Source excerpt:
-- begin --
Automated Analysis of Electrospray Ionization Fourier Transform Ion Cyclotron Resonance Mass Spectra of Natural Organic Matter

The advent of ultra-high-resolution mass spectrometry has revolutionized the ability of aquatic biogeochemists to examine molecular-level components of complex mixtures of organic matter. The ability to accurately assess the chemical composition, elemental formulas, or both of detected compounds is critical to these studies. Here we build on previous work that uses functional group relationships between compounds to extend elemental formulas of low molecular weight compounds to those of higher molecular weight. We propose an automated compound identification algorithm (CIA) for the analysis of ultra-high-resolution mass spectra of natural organic matter acquired by electrospray ionization Fourier transform ion cyclotron resonance mass spectrometry. This approach is benchmarked with synthetic data sets of compounds cited in the literature. The sensitivity of our results is examined for different sources of error, and CIA is applied to two previously published data sets. We find that CIA works well for data sets with high mass accuracy (<1 ppm) and can accurately determine the elemental formulas for >95% of all compounds composed of C, H, O, and N. Data with lower mass accuracy must be accompanied with additional knowledge of chemical structure, composition, or both in order to yield accurate elemental formulas.
-- end --
Dataset:
-- begin --
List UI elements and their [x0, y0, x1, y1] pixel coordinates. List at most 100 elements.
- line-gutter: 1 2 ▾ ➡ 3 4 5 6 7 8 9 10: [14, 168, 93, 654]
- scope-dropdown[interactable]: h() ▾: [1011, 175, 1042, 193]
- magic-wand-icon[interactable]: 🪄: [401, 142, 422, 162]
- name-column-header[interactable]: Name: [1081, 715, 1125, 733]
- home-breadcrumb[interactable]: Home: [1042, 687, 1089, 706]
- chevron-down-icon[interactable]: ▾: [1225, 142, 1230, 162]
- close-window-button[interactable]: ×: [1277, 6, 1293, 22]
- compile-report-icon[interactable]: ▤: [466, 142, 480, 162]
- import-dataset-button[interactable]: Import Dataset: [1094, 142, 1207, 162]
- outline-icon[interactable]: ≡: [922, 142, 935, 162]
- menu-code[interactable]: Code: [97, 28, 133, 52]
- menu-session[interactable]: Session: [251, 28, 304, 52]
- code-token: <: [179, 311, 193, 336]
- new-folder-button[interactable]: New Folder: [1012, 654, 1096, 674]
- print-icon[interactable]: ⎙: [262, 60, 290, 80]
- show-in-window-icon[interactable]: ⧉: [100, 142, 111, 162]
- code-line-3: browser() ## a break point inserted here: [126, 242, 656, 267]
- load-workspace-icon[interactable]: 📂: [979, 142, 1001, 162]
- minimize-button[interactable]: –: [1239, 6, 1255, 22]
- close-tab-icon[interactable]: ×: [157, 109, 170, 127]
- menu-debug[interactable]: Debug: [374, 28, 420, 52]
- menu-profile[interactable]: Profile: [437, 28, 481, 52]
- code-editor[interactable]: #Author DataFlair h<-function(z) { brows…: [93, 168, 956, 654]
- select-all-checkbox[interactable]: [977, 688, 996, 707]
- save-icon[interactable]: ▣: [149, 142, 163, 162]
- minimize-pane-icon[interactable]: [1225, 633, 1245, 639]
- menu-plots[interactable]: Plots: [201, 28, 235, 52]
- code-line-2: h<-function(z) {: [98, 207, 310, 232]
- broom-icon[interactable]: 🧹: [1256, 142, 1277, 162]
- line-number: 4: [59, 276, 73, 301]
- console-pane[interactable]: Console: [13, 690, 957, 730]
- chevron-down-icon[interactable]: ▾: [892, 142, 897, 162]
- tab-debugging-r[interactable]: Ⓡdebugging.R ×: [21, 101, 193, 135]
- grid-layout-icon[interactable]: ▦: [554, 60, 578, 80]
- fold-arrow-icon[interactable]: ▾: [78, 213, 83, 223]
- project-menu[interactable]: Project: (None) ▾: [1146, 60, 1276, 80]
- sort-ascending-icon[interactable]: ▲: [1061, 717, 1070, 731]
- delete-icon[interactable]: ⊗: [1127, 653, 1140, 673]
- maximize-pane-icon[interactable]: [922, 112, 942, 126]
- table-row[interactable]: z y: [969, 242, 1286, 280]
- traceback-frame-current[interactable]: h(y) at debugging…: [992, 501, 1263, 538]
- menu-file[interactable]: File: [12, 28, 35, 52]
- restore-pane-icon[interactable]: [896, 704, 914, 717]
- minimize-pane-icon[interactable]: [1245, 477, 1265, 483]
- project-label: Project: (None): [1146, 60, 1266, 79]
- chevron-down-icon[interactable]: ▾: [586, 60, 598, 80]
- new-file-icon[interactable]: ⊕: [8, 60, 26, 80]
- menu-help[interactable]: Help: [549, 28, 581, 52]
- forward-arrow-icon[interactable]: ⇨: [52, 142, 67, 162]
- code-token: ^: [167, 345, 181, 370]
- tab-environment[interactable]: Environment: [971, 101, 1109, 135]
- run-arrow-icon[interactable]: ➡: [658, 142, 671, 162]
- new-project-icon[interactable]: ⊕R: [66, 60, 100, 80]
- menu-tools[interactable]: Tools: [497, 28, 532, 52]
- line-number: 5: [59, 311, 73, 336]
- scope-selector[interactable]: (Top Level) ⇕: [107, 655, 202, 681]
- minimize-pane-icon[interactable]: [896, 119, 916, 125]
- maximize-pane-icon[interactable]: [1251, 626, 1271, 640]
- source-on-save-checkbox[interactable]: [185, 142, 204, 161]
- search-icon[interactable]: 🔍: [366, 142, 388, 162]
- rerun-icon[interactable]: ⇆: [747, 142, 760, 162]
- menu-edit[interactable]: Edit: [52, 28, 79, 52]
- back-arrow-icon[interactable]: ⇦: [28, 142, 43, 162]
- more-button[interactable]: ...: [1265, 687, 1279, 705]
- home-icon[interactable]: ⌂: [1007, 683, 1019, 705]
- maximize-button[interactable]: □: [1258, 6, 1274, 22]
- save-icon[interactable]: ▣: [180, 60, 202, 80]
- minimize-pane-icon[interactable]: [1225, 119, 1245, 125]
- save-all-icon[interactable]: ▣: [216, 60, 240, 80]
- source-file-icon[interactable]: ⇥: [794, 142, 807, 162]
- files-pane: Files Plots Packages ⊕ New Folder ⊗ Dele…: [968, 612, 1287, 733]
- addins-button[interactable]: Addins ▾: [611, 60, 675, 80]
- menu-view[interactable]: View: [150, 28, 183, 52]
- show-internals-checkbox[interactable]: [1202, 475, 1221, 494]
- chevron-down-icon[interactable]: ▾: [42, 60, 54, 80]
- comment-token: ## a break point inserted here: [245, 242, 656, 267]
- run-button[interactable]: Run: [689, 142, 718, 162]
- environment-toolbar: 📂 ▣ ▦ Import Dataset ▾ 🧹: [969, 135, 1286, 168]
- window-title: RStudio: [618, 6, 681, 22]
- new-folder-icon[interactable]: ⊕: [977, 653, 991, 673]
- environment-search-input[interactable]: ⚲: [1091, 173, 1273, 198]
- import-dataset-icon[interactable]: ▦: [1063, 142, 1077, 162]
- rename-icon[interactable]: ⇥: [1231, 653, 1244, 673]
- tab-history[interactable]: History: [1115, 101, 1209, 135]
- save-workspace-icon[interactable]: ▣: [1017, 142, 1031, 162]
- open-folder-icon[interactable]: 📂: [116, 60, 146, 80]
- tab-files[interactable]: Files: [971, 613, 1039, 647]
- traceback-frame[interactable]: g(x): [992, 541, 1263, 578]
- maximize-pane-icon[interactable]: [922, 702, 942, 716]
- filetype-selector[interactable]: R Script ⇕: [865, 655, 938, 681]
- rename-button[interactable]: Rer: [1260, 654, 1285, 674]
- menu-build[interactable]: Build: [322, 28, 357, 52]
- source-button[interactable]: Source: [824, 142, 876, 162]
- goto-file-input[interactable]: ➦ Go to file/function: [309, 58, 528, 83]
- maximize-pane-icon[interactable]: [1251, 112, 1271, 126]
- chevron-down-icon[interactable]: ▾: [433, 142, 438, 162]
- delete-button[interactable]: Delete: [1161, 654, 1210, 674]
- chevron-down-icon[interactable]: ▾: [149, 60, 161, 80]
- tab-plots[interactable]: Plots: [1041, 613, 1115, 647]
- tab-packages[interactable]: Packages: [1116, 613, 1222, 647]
-- end --
Task to complete:
Answer these questions using the abstract on automated mass spectra analysis.
1. What name does the abstract give for the automated algorithm it proposes?
2. For what mass accuracy does the abstract say the algorithm works well?
3. Which elements make up the compounds for which the algorithm accurately determines elemental formulas for more than 95%?
Answer from the abstract alone.

Solution for this exercise:
1. Compound identification algorithm (CIA)
2. High mass accuracy, below 1 ppm
3. C, H, O, and N